→ **GIVEN EXERCISE**: Put each line of the material, from its first line through the line containing "178, 80, 258]", into a JSON list of strings, one string per line and no blank lines.

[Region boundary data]

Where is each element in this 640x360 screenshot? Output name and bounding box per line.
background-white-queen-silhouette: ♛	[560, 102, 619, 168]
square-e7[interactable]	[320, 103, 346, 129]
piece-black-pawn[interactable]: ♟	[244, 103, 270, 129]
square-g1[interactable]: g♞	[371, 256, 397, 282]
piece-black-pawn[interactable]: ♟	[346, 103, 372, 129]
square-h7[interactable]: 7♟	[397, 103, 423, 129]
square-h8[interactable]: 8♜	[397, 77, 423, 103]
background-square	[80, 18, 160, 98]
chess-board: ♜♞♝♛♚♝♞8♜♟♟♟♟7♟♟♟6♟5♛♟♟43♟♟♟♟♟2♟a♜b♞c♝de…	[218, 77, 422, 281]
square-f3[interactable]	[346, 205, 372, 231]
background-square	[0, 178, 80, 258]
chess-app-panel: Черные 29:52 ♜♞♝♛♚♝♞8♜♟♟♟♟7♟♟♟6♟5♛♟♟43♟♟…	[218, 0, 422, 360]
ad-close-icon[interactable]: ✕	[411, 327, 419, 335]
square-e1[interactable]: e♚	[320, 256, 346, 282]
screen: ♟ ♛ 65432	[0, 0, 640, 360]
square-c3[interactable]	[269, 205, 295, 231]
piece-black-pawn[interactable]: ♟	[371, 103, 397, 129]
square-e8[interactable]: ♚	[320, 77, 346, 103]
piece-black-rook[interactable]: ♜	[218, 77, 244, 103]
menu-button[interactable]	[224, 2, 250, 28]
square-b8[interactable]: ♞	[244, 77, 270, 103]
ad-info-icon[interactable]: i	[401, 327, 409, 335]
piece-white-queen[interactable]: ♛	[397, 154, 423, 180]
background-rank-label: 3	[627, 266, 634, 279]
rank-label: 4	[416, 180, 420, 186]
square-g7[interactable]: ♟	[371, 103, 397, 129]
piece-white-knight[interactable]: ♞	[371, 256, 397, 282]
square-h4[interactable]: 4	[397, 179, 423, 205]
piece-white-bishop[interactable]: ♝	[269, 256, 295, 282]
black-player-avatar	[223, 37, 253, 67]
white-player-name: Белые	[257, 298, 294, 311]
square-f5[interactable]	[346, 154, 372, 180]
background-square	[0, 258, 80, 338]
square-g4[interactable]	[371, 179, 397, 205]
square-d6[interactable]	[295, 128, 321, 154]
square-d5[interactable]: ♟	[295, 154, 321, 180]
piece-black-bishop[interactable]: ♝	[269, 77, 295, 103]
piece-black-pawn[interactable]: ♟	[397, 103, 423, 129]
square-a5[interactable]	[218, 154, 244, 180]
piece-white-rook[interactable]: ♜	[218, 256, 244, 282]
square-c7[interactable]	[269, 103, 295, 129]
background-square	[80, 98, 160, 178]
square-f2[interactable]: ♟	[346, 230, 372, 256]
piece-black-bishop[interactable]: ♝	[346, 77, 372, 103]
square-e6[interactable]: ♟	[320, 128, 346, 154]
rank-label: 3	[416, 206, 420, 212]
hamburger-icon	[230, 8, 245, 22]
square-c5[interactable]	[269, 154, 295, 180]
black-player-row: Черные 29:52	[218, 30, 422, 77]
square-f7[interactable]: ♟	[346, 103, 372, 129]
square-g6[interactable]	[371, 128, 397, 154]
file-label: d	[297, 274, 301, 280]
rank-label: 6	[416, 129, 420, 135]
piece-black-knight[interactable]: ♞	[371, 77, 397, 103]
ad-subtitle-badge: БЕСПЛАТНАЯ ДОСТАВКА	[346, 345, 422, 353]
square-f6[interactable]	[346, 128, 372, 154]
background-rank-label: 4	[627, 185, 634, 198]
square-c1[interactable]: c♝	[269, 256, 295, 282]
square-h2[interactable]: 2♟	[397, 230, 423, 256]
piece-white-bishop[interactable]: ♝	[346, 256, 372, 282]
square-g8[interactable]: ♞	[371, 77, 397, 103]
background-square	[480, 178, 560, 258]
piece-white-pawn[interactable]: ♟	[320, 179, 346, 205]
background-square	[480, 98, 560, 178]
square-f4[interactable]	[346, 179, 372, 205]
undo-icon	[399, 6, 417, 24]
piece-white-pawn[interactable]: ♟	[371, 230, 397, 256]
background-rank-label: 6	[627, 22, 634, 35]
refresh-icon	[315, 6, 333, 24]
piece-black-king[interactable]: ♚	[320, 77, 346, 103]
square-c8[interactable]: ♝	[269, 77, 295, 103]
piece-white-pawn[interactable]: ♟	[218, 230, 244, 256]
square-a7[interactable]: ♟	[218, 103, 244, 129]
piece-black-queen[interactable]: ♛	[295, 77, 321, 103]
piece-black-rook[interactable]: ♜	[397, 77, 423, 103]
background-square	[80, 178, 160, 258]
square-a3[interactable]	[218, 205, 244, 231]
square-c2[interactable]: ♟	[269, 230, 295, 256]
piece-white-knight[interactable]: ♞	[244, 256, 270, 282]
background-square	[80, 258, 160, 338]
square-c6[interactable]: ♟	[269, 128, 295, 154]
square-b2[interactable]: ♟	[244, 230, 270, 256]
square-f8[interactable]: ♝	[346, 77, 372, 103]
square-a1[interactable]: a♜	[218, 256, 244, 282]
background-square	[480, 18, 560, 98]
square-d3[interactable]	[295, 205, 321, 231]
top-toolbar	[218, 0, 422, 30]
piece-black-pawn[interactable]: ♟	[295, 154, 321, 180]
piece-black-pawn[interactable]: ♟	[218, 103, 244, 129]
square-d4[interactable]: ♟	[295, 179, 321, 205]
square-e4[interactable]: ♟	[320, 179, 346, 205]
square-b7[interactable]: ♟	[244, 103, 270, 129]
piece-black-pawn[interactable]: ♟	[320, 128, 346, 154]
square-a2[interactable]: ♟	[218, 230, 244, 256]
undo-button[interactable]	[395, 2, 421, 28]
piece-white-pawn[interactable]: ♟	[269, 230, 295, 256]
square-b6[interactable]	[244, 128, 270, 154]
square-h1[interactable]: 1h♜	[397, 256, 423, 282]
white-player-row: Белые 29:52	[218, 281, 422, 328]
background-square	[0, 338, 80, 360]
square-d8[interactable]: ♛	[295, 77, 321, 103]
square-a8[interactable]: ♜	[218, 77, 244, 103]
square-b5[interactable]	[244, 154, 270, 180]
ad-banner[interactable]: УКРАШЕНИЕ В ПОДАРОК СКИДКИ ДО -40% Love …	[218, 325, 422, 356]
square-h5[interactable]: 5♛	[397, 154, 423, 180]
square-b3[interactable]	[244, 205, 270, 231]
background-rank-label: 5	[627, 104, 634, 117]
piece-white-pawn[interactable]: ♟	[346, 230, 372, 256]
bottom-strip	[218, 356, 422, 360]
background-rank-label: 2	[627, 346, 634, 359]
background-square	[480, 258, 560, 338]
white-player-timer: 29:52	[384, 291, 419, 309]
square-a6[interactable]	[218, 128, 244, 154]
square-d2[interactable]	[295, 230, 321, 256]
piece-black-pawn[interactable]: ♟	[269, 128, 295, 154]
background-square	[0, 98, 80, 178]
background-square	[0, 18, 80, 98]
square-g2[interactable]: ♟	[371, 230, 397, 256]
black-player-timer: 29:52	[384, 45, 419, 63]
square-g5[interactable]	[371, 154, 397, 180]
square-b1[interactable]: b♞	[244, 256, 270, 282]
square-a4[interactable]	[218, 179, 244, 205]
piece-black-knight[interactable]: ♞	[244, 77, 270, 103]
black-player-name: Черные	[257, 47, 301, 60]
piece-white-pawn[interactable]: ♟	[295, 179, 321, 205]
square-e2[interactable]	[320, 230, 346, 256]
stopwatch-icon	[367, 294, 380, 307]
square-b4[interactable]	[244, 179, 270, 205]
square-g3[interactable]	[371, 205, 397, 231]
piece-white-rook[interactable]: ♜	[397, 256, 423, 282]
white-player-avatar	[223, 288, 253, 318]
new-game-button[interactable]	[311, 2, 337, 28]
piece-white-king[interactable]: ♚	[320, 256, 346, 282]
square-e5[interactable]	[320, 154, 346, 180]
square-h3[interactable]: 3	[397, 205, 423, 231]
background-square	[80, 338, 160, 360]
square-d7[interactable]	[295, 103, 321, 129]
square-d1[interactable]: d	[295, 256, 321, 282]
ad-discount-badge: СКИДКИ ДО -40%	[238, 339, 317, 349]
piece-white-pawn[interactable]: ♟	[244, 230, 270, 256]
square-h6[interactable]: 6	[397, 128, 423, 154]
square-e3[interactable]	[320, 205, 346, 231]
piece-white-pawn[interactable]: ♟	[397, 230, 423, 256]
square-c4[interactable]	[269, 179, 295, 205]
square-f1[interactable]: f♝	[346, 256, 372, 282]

→ **TASK OUTPUT**:
[
  "Where is each element in this 640x360 screenshot? Output name and bounding box per line.",
  "background-white-queen-silhouette: ♛\t[560, 102, 619, 168]",
  "square-e7[interactable]\t[320, 103, 346, 129]",
  "piece-black-pawn[interactable]: ♟\t[244, 103, 270, 129]",
  "square-g1[interactable]: g♞\t[371, 256, 397, 282]",
  "piece-black-pawn[interactable]: ♟\t[346, 103, 372, 129]",
  "square-h7[interactable]: 7♟\t[397, 103, 423, 129]",
  "square-h8[interactable]: 8♜\t[397, 77, 423, 103]",
  "background-square\t[80, 18, 160, 98]",
  "chess-board: ♜♞♝♛♚♝♞8♜♟♟♟♟7♟♟♟6♟5♛♟♟43♟♟♟♟♟2♟a♜b♞c♝de…\t[218, 77, 422, 281]",
  "square-f3[interactable]\t[346, 205, 372, 231]",
  "background-square\t[0, 178, 80, 258]"
]